Problem details
Transcribe the listing in full, excluding any pictures.

Input rows
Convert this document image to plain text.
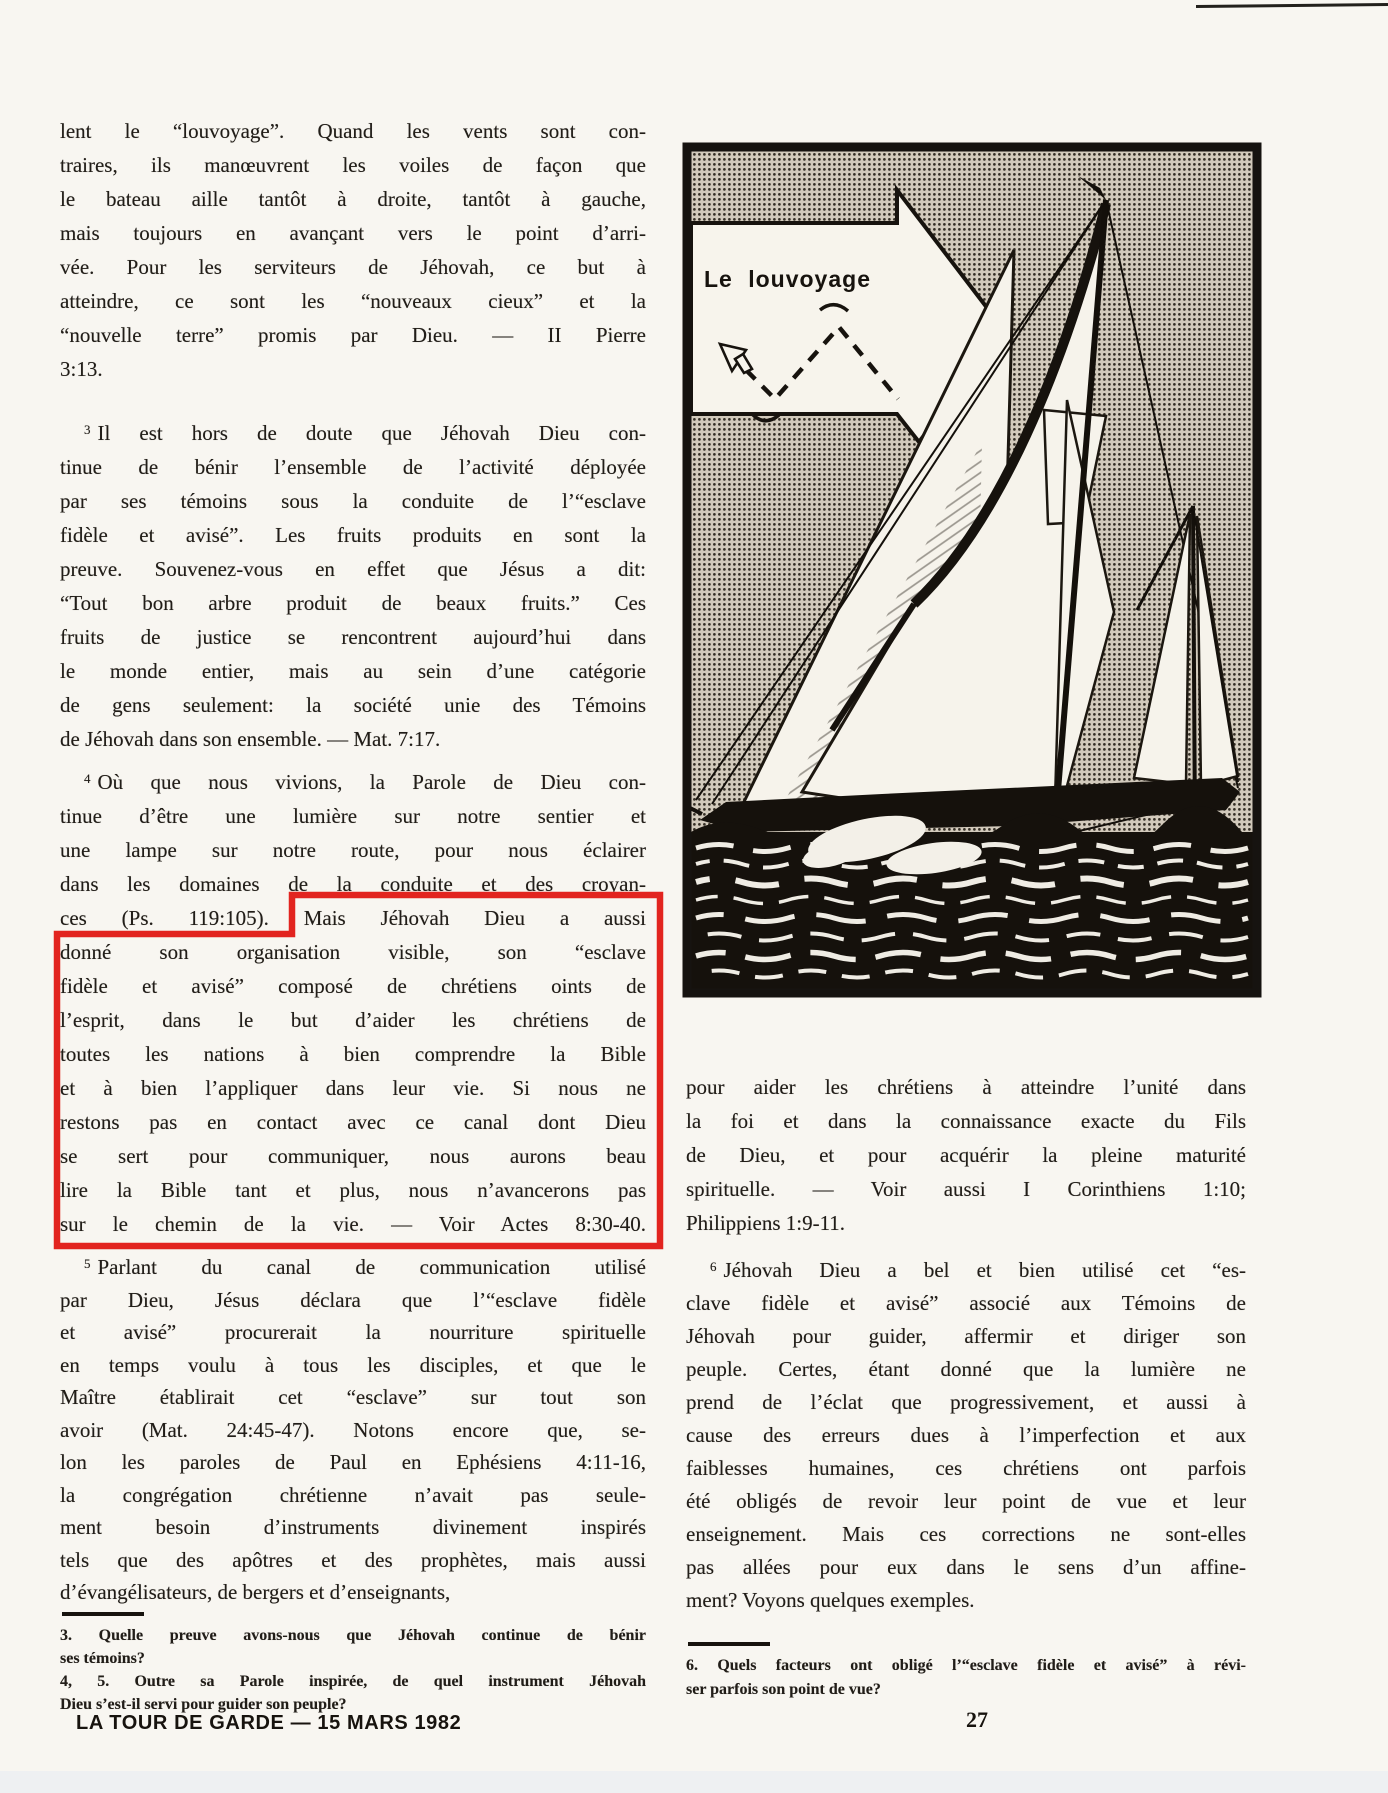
lent le “louvoyage”. Quand les vents sont con-
traires, ils manœuvrent les voiles de façon que
le bateau aille tantôt à droite, tantôt à gauche,
mais toujours en avançant vers le point d’arri-
vée. Pour les serviteurs de Jéhovah, ce but à
atteindre, ce sont les “nouveaux cieux” et la
“nouvelle terre” promis par Dieu. — II Pierre
3:13.
$^3$ Il est hors de doute que Jéhovah Dieu con-
tinue de bénir l’ensemble de l’activité déployée
par ses témoins sous la conduite de l’“esclave
fidèle et avisé”. Les fruits produits en sont la
preuve. Souvenez-vous en effet que Jésus a dit:
“Tout bon arbre produit de beaux fruits.” Ces
fruits de justice se rencontrent aujourd’hui dans
le monde entier, mais au sein d’une catégorie
de gens seulement: la société unie des Témoins
de Jéhovah dans son ensemble. — Mat. 7:17.
$^4$ Où que nous vivions, la Parole de Dieu con-
tinue d’être une lumière sur notre sentier et
une lampe sur notre route, pour nous éclairer
dans les domaines de la conduite et des croyan-
ces (Ps. 119:105). Mais Jéhovah Dieu a aussi
donné son organisation visible, son “esclave
fidèle et avisé” composé de chrétiens oints de
l’esprit, dans le but d’aider les chrétiens de
toutes les nations à bien comprendre la Bible
et à bien l’appliquer dans leur vie. Si nous ne
restons pas en contact avec ce canal dont Dieu
se sert pour communiquer, nous aurons beau
lire la Bible tant et plus, nous n’avancerons pas
sur le chemin de la vie. — Voir Actes 8:30-40.
$^5$ Parlant du canal de communication utilisé
par Dieu, Jésus déclara que l’“esclave fidèle
et avisé” procurerait la nourriture spirituelle
en temps voulu à tous les disciples, et que le
Maître établirait cet “esclave” sur tout son
avoir (Mat. 24:45-47). Notons encore que, se-
lon les paroles de Paul en Ephésiens 4:11-16,
la congrégation chrétienne n’avait pas seule-
ment besoin d’instruments divinement inspirés
tels que des apôtres et des prophètes, mais aussi
d’évangélisateurs, de bergers et d’enseignants,
pour aider les chrétiens à atteindre l’unité dans
la foi et dans la connaissance exacte du Fils
de Dieu, et pour acquérir la pleine maturité
spirituelle. — Voir aussi I Corinthiens 1:10;
Philippiens 1:9-11.
$^6$ Jéhovah Dieu a bel et bien utilisé cet “es-
clave fidèle et avisé” associé aux Témoins de
Jéhovah pour guider, affermir et diriger son
peuple. Certes, étant donné que la lumière ne
prend de l’éclat que progressivement, et aussi à
cause des erreurs dues à l’imperfection et aux
faiblesses humaines, ces chrétiens ont parfois
été obligés de revoir leur point de vue et leur
enseignement. Mais ces corrections ne sont-elles
pas allées pour eux dans le sens d’un affine-
ment? Voyons quelques exemples.
3. Quelle preuve avons-nous que Jéhovah continue de bénir
ses témoins?
4, 5. Outre sa Parole inspirée, de quel instrument Jéhovah
Dieu s’est-il servi pour guider son peuple?
6. Quels facteurs ont obligé l’“esclave fidèle et avisé” à révi-
ser parfois son point de vue?
LA TOUR DE GARDE — 15 MARS 1982	27
Le louvoyage
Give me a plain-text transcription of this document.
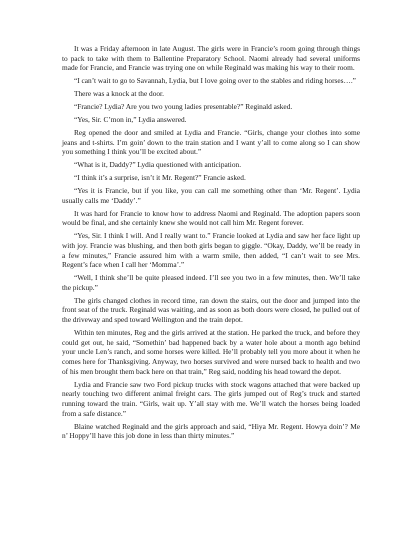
It was a Friday afternoon in late August. The girls were in Francie’s room going through things to pack to take with them to Ballentine Preparatory School. Naomi already had several uniforms made for Francie, and Francie was trying one on while Reginald was making his way to their room.

“I can’t wait to go to Savannah, Lydia, but I love going over to the stables and riding horses….”

There was a knock at the door.

“Francie? Lydia? Are you two young ladies presentable?” Reginald asked.

“Yes, Sir. C’mon in,” Lydia answered.

Reg opened the door and smiled at Lydia and Francie. “Girls, change your clothes into some jeans and t-shirts. I’m goin’ down to the train station and I want y’all to come along so I can show you something I think you’ll be excited about.”

“What is it, Daddy?” Lydia questioned with anticipation.

“I think it’s a surprise, isn’t it Mr. Regent?” Francie asked.

“Yes it is Francie, but if you like, you can call me something other than ‘Mr. Regent’. Lydia usually calls me ‘Daddy’.”

It was hard for Francie to know how to address Naomi and Reginald. The adoption papers soon would be final, and she certainly knew she would not call him Mr. Regent forever.

“Yes, Sir. I think I will. And I really want to.” Francie looked at Lydia and saw her face light up with joy. Francie was blushing, and then both girls began to giggle. “Okay, Daddy, we’ll be ready in a few minutes,” Francie assured him with a warm smile, then added, “I can’t wait to see Mrs. Regent’s face when I call her ‘Momma’.”

“Well, I think she’ll be quite pleased indeed. I’ll see you two in a few minutes, then. We’ll take the pickup.”

The girls changed clothes in record time, ran down the stairs, out the door and jumped into the front seat of the truck. Reginald was waiting, and as soon as both doors were closed, he pulled out of the driveway and sped toward Wellington and the train depot.

Within ten minutes, Reg and the girls arrived at the station. He parked the truck, and before they could get out, he said, “Somethin’ bad happened back by a water hole about a month ago behind your uncle Len’s ranch, and some horses were killed. He’ll probably tell you more about it when he comes here for Thanksgiving. Anyway, two horses survived and were nursed back to health and two of his men brought them back here on that train,” Reg said, nodding his head toward the depot.

Lydia and Francie saw two Ford pickup trucks with stock wagons attached that were backed up nearly touching two different animal freight cars. The girls jumped out of Reg’s truck and started running toward the train. “Girls, wait up. Y’all stay with me. We’ll watch the horses being loaded from a safe distance.”

Blaine watched Reginald and the girls approach and said, “Hiya Mr. Regent. Howya doin’? Me n’ Hoppy’ll have this job done in less than thirty minutes.”
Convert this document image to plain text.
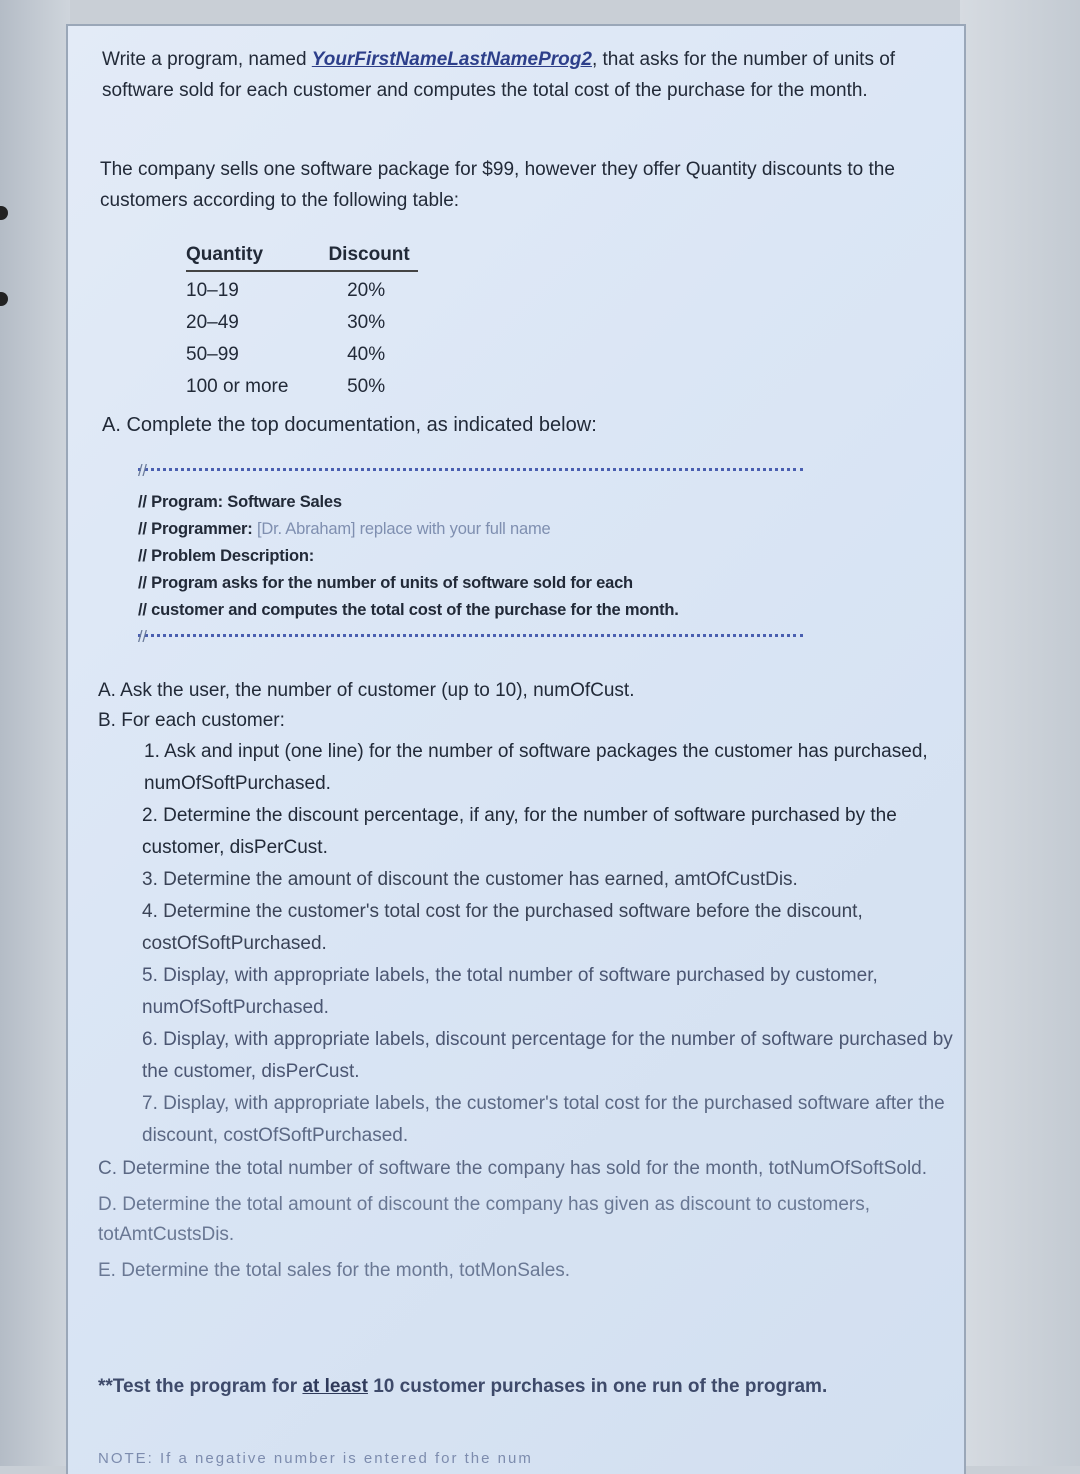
Write a program, named YourFirstNameLastNameProg2, that asks for the number of units of software sold for each customer and computes the total cost of the purchase for the month.

The company sells one software package for $99, however they offer Quantity discounts to the customers according to the following table:

Quantity	Discount
10–19	20%
20–49	30%
50–99	40%
100 or more	50%

A. Complete the top documentation, as indicated below:

//
// Program: Software Sales
// Programmer: [Dr. Abraham] replace with your full name
// Problem Description:
// Program asks for the number of units of software sold for each
// customer and computes the total cost of the purchase for the month.
//
A. Ask the user, the number of customer (up to 10), numOfCust.
B. For each customer:
1. Ask and input (one line) for the number of software packages the customer has purchased, numOfSoftPurchased.
2. Determine the discount percentage, if any, for the number of software purchased by the customer, disPerCust.
3. Determine the amount of discount the customer has earned, amtOfCustDis.
4. Determine the customer's total cost for the purchased software before the discount, costOfSoftPurchased.
5. Display, with appropriate labels, the total number of software purchased by customer, numOfSoftPurchased.
6. Display, with appropriate labels, discount percentage for the number of software purchased by the customer, disPerCust.
7. Display, with appropriate labels, the customer's total cost for the purchased software after the discount, costOfSoftPurchased.
C. Determine the total number of software the company has sold for the month, totNumOfSoftSold.
D. Determine the total amount of discount the company has given as discount to customers, totAmtCustsDis.
E. Determine the total sales for the month, totMonSales.

**Test the program for at least 10 customer purchases in one run of the program.

NOTE: If a negative number is entered for the num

Finished task
Convert this document image to plain text.
lent le “louvoyage”. Quand les vents sont con-
traires, ils manœuvrent les voiles de façon que
le bateau aille tantôt à droite, tantôt à gauche,
mais toujours en avançant vers le point d’arri-
vée. Pour les serviteurs de Jéhovah, ce but à
atteindre, ce sont les “nouveaux cieux” et la
“nouvelle terre” promis par Dieu. — II Pierre
3:13.
$^3$ Il est hors de doute que Jéhovah Dieu con-
tinue de bénir l’ensemble de l’activité déployée
par ses témoins sous la conduite de l’“esclave
fidèle et avisé”. Les fruits produits en sont la
preuve. Souvenez-vous en effet que Jésus a dit:
“Tout bon arbre produit de beaux fruits.” Ces
fruits de justice se rencontrent aujourd’hui dans
le monde entier, mais au sein d’une catégorie
de gens seulement: la société unie des Témoins
de Jéhovah dans son ensemble. — Mat. 7:17.
$^4$ Où que nous vivions, la Parole de Dieu con-
tinue d’être une lumière sur notre sentier et
une lampe sur notre route, pour nous éclairer
dans les domaines de la conduite et des croyan-
ces (Ps. 119:105). Mais Jéhovah Dieu a aussi
donné son organisation visible, son “esclave
fidèle et avisé” composé de chrétiens oints de
l’esprit, dans le but d’aider les chrétiens de
toutes les nations à bien comprendre la Bible
et à bien l’appliquer dans leur vie. Si nous ne
restons pas en contact avec ce canal dont Dieu
se sert pour communiquer, nous aurons beau
lire la Bible tant et plus, nous n’avancerons pas
sur le chemin de la vie. — Voir Actes 8:30-40.
$^5$ Parlant du canal de communication utilisé
par Dieu, Jésus déclara que l’“esclave fidèle
et avisé” procurerait la nourriture spirituelle
en temps voulu à tous les disciples, et que le
Maître établirait cet “esclave” sur tout son
avoir (Mat. 24:45-47). Notons encore que, se-
lon les paroles de Paul en Ephésiens 4:11-16,
la congrégation chrétienne n’avait pas seule-
ment besoin d’instruments divinement inspirés
tels que des apôtres et des prophètes, mais aussi
d’évangélisateurs, de bergers et d’enseignants,
pour aider les chrétiens à atteindre l’unité dans
la foi et dans la connaissance exacte du Fils
de Dieu, et pour acquérir la pleine maturité
spirituelle. — Voir aussi I Corinthiens 1:10;
Philippiens 1:9-11.
$^6$ Jéhovah Dieu a bel et bien utilisé cet “es-
clave fidèle et avisé” associé aux Témoins de
Jéhovah pour guider, affermir et diriger son
peuple. Certes, étant donné que la lumière ne
prend de l’éclat que progressivement, et aussi à
cause des erreurs dues à l’imperfection et aux
faiblesses humaines, ces chrétiens ont parfois
été obligés de revoir leur point de vue et leur
enseignement. Mais ces corrections ne sont-elles
pas allées pour eux dans le sens d’un affine-
ment? Voyons quelques exemples.
3. Quelle preuve avons-nous que Jéhovah continue de bénir
ses témoins?
4, 5. Outre sa Parole inspirée, de quel instrument Jéhovah
Dieu s’est-il servi pour guider son peuple?
6. Quels facteurs ont obligé l’“esclave fidèle et avisé” à révi-
ser parfois son point de vue?
LA TOUR DE GARDE — 15 MARS 1982	27
Le louvoyage
Give me a plain-text transcription of this document.
It was a Friday afternoon in late August. The girls were in Francie’s room going through things to pack to take with them to Ballentine Preparatory School. Naomi already had several uniforms made for Francie, and Francie was trying one on while Reginald was making his way to their room.

“I can’t wait to go to Savannah, Lydia, but I love going over to the stables and riding horses….”

There was a knock at the door.

“Francie? Lydia? Are you two young ladies presentable?” Reginald asked.

“Yes, Sir. C’mon in,” Lydia answered.

Reg opened the door and smiled at Lydia and Francie. “Girls, change your clothes into some jeans and t-shirts. I’m goin’ down to the train station and I want y’all to come along so I can show you something I think you’ll be excited about.”

“What is it, Daddy?” Lydia questioned with anticipation.

“I think it’s a surprise, isn’t it Mr. Regent?” Francie asked.

“Yes it is Francie, but if you like, you can call me something other than ‘Mr. Regent’. Lydia usually calls me ‘Daddy’.”

It was hard for Francie to know how to address Naomi and Reginald. The adoption papers soon would be final, and she certainly knew she would not call him Mr. Regent forever.

“Yes, Sir. I think I will. And I really want to.” Francie looked at Lydia and saw her face light up with joy. Francie was blushing, and then both girls began to giggle. “Okay, Daddy, we’ll be ready in a few minutes,” Francie assured him with a warm smile, then added, “I can’t wait to see Mrs. Regent’s face when I call her ‘Momma’.”

“Well, I think she’ll be quite pleased indeed. I’ll see you two in a few minutes, then. We’ll take the pickup.”

The girls changed clothes in record time, ran down the stairs, out the door and jumped into the front seat of the truck. Reginald was waiting, and as soon as both doors were closed, he pulled out of the driveway and sped toward Wellington and the train depot.

Within ten minutes, Reg and the girls arrived at the station. He parked the truck, and before they could get out, he said, “Somethin’ bad happened back by a water hole about a month ago behind your uncle Len’s ranch, and some horses were killed. He’ll probably tell you more about it when he comes here for Thanksgiving. Anyway, two horses survived and were nursed back to health and two of his men brought them back here on that train,” Reg said, nodding his head toward the depot.

Lydia and Francie saw two Ford pickup trucks with stock wagons attached that were backed up nearly touching two different animal freight cars. The girls jumped out of Reg’s truck and started running toward the train. “Girls, wait up. Y’all stay with me. We’ll watch the horses being loaded from a safe distance.”

Blaine watched Reginald and the girls approach and said, “Hiya Mr. Regent. Howya doin’? Me n’ Hoppy’ll have this job done in less than thirty minutes.”
Convert this document image to plain text.
Write a program, named YourFirstNameLastNameProg2, that asks for the number of units of software sold for each customer and computes the total cost of the purchase for the month.

The company sells one software package for $99, however they offer Quantity discounts to the customers according to the following table:

Quantity	Discount
10–19	20%
20–49	30%
50–99	40%
100 or more	50%

A. Complete the top documentation, as indicated below:

//
// Program: Software Sales
// Programmer: [Dr. Abraham] replace with your full name
// Problem Description:
// Program asks for the number of units of software sold for each
// customer and computes the total cost of the purchase for the month.
//
A. Ask the user, the number of customer (up to 10), numOfCust.
B. For each customer:
1. Ask and input (one line) for the number of software packages the customer has purchased, numOfSoftPurchased.
2. Determine the discount percentage, if any, for the number of software purchased by the customer, disPerCust.
3. Determine the amount of discount the customer has earned, amtOfCustDis.
4. Determine the customer's total cost for the purchased software before the discount, costOfSoftPurchased.
5. Display, with appropriate labels, the total number of software purchased by customer, numOfSoftPurchased.
6. Display, with appropriate labels, discount percentage for the number of software purchased by the customer, disPerCust.
7. Display, with appropriate labels, the customer's total cost for the purchased software after the discount, costOfSoftPurchased.
C. Determine the total number of software the company has sold for the month, totNumOfSoftSold.
D. Determine the total amount of discount the company has given as discount to customers, totAmtCustsDis.
E. Determine the total sales for the month, totMonSales.

**Test the program for at least 10 customer purchases in one run of the program.

NOTE: If a negative number is entered for the num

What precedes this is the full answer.